━━ 文档节选 ━━

Key words: road greenbelt, plant community, atmospheric particulate matter, deposition, diffusion, monitoring, simulation

摘要：

植物屏障,一方面可以吸附沉降道路大气颗粒物,另一方面其特殊的立体结构却阻碍了颗粒物的扩散,由此导致人们对其在道路空气质量方面的影响莫衷一是。该文通过文献调研,深入分析树篱、灌木及行道树等植物屏障对路边大气颗粒物污染分布的影响机理及其研究方法,得出以下有实践指导价值的结论：（1）选择对特定环境生存力强、快速且极强滞尘的植物物种,综合考虑植物群落结构、街道形态、栽种空间等确定提高颗粒物沉降效率的绿化参数,并统一参数选择标准或标准化方法,更有利于提出普适的绿化滞尘方案;（2）基于峡谷型和开阔式道路各自流场特征及局部空间格局,同时兼顾污染防控的目标范围,确定改善污染扩散的植物群落配置及结构,才能积极引导大气颗粒物的动力学扩散过程;（3）在植物屏障调控颗粒物分布的效应评估中同时引入吸附沉降和改变扩散两种机制,并考虑微环境气象等单要素主导或多要素耦合的影响,才能使道路绿化降污策略更具实践性;（4）通过精细测算或表征动态交通排放、植物群落配置参数、微气象变量等来改进模拟方法,并发展灵活可靠且适合道路环境的立体观测技术,才能从研究方法上对植物屏障影响道路颗粒物动态过程的认识更趋真实。未来研究也亟需关注路旁植物屏障对周边大气颗粒物污染程度的响应机制,量化植物群落及与其他人工屏障的组合结构对改善周边环境污染的作用,以及考虑基于时间和空间的人群暴露评估来优化绿化配置策略。

━━━
━━ 数据记录 ━━

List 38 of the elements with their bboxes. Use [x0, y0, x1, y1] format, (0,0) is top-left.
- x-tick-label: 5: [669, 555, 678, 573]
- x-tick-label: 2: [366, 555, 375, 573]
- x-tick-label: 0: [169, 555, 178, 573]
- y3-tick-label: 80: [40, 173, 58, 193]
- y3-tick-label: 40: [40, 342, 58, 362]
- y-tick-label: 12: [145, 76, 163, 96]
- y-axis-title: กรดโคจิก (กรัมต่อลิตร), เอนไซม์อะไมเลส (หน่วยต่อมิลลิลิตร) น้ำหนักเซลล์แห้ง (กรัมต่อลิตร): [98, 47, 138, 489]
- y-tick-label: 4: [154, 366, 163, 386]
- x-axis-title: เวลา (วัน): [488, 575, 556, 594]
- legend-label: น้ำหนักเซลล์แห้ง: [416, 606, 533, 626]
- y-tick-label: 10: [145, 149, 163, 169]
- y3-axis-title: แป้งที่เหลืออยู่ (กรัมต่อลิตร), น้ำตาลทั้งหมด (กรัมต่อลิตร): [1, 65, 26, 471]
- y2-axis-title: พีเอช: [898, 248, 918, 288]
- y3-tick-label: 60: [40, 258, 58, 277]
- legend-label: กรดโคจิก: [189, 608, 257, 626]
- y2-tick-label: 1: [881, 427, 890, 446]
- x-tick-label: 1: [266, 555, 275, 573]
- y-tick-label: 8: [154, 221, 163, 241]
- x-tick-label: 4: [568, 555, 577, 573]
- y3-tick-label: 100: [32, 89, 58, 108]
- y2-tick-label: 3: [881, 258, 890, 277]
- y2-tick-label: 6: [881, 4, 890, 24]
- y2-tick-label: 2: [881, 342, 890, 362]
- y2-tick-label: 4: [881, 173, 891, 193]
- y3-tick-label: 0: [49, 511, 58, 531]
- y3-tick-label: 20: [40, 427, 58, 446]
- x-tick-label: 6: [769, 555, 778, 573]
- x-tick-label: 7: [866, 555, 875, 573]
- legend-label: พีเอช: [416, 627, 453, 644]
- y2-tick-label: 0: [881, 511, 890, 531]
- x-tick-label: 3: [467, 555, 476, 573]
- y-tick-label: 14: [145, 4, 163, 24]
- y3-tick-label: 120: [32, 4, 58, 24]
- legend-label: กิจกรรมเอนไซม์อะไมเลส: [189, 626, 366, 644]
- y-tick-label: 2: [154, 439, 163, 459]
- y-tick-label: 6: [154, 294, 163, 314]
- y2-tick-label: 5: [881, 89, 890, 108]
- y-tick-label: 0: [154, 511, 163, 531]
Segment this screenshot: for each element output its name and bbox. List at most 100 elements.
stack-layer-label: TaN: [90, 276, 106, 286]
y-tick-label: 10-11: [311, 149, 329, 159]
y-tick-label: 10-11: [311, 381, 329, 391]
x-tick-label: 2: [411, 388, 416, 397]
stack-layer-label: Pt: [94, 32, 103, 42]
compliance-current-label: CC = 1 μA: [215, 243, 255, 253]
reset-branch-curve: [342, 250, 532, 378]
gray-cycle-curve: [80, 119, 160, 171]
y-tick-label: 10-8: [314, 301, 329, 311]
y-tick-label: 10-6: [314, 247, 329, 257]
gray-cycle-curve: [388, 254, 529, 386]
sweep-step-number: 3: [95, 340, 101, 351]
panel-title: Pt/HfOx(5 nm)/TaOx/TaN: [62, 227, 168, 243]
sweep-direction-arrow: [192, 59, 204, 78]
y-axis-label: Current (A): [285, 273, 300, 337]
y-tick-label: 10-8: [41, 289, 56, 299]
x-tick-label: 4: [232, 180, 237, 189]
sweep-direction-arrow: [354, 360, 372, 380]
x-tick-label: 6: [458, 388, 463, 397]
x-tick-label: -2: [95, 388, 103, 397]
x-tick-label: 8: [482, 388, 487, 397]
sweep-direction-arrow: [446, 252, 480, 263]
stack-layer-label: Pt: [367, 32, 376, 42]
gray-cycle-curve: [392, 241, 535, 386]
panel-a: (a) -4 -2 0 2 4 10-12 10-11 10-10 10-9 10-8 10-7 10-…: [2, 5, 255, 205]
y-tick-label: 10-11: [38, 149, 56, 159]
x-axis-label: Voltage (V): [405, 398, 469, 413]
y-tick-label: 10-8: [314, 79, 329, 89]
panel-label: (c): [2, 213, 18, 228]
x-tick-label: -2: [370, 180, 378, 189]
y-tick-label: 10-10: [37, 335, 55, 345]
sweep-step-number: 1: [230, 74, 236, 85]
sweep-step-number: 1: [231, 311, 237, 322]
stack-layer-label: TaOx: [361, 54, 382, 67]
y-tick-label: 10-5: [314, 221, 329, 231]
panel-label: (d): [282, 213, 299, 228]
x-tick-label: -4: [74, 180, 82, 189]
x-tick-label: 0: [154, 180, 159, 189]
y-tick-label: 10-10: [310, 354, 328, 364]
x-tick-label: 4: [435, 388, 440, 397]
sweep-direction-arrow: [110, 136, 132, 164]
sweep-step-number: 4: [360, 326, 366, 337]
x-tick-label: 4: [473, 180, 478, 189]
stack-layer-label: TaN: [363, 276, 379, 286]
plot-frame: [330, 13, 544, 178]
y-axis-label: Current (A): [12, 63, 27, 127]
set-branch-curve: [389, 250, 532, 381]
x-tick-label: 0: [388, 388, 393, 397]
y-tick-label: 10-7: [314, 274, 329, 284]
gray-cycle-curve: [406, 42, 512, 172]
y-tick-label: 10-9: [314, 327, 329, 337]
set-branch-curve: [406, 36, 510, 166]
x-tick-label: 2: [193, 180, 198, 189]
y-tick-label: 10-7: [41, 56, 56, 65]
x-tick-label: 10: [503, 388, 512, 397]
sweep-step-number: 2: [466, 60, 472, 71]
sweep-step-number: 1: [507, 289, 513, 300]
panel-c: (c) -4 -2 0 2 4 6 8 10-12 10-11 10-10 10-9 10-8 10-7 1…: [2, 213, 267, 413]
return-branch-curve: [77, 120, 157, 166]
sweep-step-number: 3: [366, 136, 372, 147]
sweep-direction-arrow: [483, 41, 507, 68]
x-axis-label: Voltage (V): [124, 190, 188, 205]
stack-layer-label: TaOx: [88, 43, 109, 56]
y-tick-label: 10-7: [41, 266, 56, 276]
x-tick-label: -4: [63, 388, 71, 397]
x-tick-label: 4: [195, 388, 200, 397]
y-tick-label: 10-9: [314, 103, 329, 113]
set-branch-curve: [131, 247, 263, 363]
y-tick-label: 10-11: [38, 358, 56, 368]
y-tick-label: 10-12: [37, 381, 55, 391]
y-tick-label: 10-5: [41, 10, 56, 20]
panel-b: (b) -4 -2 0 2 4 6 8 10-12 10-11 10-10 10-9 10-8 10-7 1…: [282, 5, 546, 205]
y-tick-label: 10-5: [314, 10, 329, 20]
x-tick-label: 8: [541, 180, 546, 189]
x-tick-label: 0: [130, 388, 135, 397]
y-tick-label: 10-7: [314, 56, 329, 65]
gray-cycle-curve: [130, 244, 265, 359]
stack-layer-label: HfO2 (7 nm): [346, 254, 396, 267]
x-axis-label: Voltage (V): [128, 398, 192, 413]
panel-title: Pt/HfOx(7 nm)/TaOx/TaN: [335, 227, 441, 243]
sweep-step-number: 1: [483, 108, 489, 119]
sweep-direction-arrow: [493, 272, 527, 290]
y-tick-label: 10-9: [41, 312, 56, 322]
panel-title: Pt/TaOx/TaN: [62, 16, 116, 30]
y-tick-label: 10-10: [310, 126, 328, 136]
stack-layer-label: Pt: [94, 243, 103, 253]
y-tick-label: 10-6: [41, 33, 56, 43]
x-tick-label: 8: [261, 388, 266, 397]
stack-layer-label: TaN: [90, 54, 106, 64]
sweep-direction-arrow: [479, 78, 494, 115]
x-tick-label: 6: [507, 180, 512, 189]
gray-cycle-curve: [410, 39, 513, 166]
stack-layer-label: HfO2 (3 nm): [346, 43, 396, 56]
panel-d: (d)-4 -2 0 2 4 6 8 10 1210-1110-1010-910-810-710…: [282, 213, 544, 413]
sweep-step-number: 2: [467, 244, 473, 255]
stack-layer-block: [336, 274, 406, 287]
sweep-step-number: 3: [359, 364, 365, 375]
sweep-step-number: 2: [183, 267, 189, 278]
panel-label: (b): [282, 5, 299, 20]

━━━

◆ 任务要求 1
根据这段关于路旁植物屏障的摘要，该文是通过什么方式开展分析的？
◆ 任务要求 2
从这段关于路旁植物屏障的摘要中原文引用一段：以含有“植物屏障,一方面可以吸附沉降”的文字开头，到“暴露评估来优化绿化配置策略。”结束。

◆ 正确答案 1
文献调研。

◆ 正确答案 2
植物屏障,一方面可以吸附沉降道路大气颗粒物,另一方面其特殊的立体结构却阻碍了颗粒物的扩散,由此导致人们对其在道路空气质量方面的影响莫衷一是。该文通过文献调研,深入分析树篱、灌木及行道树等植物屏障对路边大气颗粒物污染分布的影响机理及其研究方法,得出以下有实践指导价值的结论：（1）选择对特定环境生存力强、快速且极强滞尘的植物物种,综合考虑植物群落结构、街道形态、栽种空间等确定提高颗粒物沉降效率的绿化参数,并统一参数选择标准或标准化方法,更有利于提出普适的绿化滞尘方案;（2）基于峡谷型和开阔式道路各自流场特征及局部空间格局,同时兼顾污染防控的目标范围,确定改善污染扩散的植物群落配置及结构,才能积极引导大气颗粒物的动力学扩散过程;（3）在植物屏障调控颗粒物分布的效应评估中同时引入吸附沉降和改变扩散两种机制,并考虑微环境气象等单要素主导或多要素耦合的影响,才能使道路绿化降污策略更具实践性;（4）通过精细测算或表征动态交通排放、植物群落配置参数、微气象变量等来改进模拟方法,并发展灵活可靠且适合道路环境的立体观测技术,才能从研究方法上对植物屏障影响道路颗粒物动态过程的认识更趋真实。未来研究也亟需关注路旁植物屏障对周边大气颗粒物污染程度的响应机制,量化植物群落及与其他人工屏障的组合结构对改善周边环境污染的作用,以及考虑基于时间和空间的人群暴露评估来优化绿化配置策略。